Tuesday, November 5, 2013

A High Desert Essay: The Road of Life

You know what I like about long road trips? You have plenty of time to think; especially when you are traveling in Nevada or southern Idaho. As I am driving through the high desert with really nothing to draw your attention to, I enter the "eyes-open-daylight-dreaming" zone. It's a zone where you have to stay in touch with reality, but only enough to be real and stay real. By that I mean, you still got to focus on the task at hand - driving a car.

A few miles into my “zone” a few past events in my life pop into my head. I try not to think too much about the past because there isn't anything that I can do about it. Been there, done that, it's over, I think. Sure, I think about what if I had done some things differently, but then you get in to the "shoulda, coulda, woulda" game which gets you nowhere. So I tried to focus on the future and make sure that I don't repeat past mistakes. What? Past mistakes? I took some time to think about that, perhaps 50-60 miles. (Time almost becomes irrelevant, but distance is what you are trying to achieve so it becomes the measure.) Again the rule is no worries about what you did back then, but to try and understand how and why you made the mistake so you don’t repeat them. What I discovered was that some past mistakes were just out of my control. Or were they? Although scientists say nothing is truly forgotten from your brain. You somehow only selectively remember certain things and is or was that reality, or did you unwittingly change how you recalled some of the past? These paradoxical questions consumed at least another 50 miles of thought; unfortunately without any resolution. So now I'm at least 100 miles in with nothing accomplished or resolved except miles traveled towards my destination. I am beginning to realize that any thinking of the past is fruitless. However my mind is a big collection of past events and the little mind gremlin in my head keeps on resurrecting past things, events, and thoughts as I drive along.

- - - - -

* [DIRECTION A]: Translate this sentence from the essay into Spanish: "I try not to think too much about the past because there isn't anything that I can do about it."
* [DIRECTION B]: Pull everything from "You know what" down to "driving a car." out of the essay, copying it word for word.
The listing comes from a different source than the essay.

- - - - -

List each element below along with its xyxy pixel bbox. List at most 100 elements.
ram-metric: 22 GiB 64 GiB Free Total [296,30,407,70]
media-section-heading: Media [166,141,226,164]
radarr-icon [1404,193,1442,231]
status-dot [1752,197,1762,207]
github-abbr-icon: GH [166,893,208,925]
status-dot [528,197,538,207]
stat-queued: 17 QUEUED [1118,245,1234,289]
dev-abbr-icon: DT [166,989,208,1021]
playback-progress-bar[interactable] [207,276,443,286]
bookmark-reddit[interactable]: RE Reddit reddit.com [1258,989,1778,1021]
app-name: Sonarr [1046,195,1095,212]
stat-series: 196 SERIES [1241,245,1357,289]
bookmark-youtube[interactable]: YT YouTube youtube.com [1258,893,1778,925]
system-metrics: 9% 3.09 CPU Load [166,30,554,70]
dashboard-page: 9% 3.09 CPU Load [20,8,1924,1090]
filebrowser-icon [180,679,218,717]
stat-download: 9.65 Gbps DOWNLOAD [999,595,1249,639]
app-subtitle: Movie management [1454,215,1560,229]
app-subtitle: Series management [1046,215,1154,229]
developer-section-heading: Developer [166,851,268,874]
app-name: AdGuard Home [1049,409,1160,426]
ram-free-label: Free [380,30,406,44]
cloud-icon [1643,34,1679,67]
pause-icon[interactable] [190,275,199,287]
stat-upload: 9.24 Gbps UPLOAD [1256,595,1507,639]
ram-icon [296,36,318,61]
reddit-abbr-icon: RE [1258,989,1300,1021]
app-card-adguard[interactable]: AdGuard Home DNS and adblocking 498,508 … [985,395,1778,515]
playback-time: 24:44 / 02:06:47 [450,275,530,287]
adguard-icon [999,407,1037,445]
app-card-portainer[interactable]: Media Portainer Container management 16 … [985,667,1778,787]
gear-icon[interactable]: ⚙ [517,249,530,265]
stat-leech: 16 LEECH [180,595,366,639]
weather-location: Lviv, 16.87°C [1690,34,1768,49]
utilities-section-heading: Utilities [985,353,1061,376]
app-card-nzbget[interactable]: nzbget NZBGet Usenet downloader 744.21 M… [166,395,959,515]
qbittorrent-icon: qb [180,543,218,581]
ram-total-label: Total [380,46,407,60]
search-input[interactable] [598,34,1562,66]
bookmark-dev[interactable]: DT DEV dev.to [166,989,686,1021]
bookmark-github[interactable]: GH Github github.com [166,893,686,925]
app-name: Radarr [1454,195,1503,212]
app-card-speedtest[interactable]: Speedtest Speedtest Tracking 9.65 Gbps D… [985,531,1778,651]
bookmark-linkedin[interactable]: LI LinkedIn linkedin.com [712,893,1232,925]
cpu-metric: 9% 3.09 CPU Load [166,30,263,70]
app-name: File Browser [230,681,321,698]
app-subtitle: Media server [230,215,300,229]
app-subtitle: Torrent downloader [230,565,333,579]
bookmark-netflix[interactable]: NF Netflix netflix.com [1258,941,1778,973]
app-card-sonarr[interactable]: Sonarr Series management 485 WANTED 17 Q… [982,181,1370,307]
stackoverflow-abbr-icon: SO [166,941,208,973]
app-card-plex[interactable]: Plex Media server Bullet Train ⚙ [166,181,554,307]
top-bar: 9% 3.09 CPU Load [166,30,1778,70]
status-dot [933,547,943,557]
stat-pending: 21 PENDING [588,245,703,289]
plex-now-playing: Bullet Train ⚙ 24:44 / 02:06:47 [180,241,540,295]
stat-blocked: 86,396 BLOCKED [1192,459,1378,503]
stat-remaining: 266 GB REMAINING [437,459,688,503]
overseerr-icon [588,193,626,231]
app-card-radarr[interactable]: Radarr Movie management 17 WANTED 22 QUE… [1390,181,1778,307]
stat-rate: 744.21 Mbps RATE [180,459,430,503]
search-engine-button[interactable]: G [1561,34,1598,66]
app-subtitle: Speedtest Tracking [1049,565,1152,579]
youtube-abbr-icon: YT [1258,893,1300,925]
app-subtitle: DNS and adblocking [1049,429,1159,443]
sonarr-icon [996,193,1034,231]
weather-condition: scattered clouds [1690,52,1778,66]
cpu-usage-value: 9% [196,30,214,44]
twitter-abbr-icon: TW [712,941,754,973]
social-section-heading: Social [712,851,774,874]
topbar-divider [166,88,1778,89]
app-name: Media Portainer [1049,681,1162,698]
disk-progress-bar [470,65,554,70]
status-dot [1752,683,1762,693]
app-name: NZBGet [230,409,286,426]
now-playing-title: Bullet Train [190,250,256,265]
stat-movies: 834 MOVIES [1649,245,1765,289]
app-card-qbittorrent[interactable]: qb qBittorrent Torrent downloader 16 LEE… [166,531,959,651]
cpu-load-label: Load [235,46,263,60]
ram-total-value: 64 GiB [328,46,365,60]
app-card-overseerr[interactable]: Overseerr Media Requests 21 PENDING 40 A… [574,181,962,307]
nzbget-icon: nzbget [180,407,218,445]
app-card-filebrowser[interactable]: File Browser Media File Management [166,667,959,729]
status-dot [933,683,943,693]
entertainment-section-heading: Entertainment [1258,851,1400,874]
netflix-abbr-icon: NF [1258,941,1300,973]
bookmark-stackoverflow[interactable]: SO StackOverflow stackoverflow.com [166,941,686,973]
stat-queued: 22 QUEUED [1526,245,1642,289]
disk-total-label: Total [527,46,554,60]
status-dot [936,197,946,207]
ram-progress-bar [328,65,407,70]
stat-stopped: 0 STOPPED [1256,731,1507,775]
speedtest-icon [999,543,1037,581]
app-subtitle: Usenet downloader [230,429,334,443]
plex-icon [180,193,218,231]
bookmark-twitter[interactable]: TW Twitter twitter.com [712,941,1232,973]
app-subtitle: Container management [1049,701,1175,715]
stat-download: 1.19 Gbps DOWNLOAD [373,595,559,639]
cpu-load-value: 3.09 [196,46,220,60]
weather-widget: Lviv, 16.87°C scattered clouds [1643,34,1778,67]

- - - - -

* [ANSWER A]: Intento no pensar demasiado en el pasado porque no hay nada que pueda hacer al respecto.

* [ANSWER B]:
You know what I like about long road trips? You have plenty of time to think; especially when you are traveling in Nevada or southern Idaho. As I am driving through the high desert with really nothing to draw your attention to, I enter the "eyes-open-daylight-dreaming" zone. It's a zone where you have to stay in touch with reality, but only enough to be real and stay real. By that I mean, you still got to focus on the task at hand - driving a car.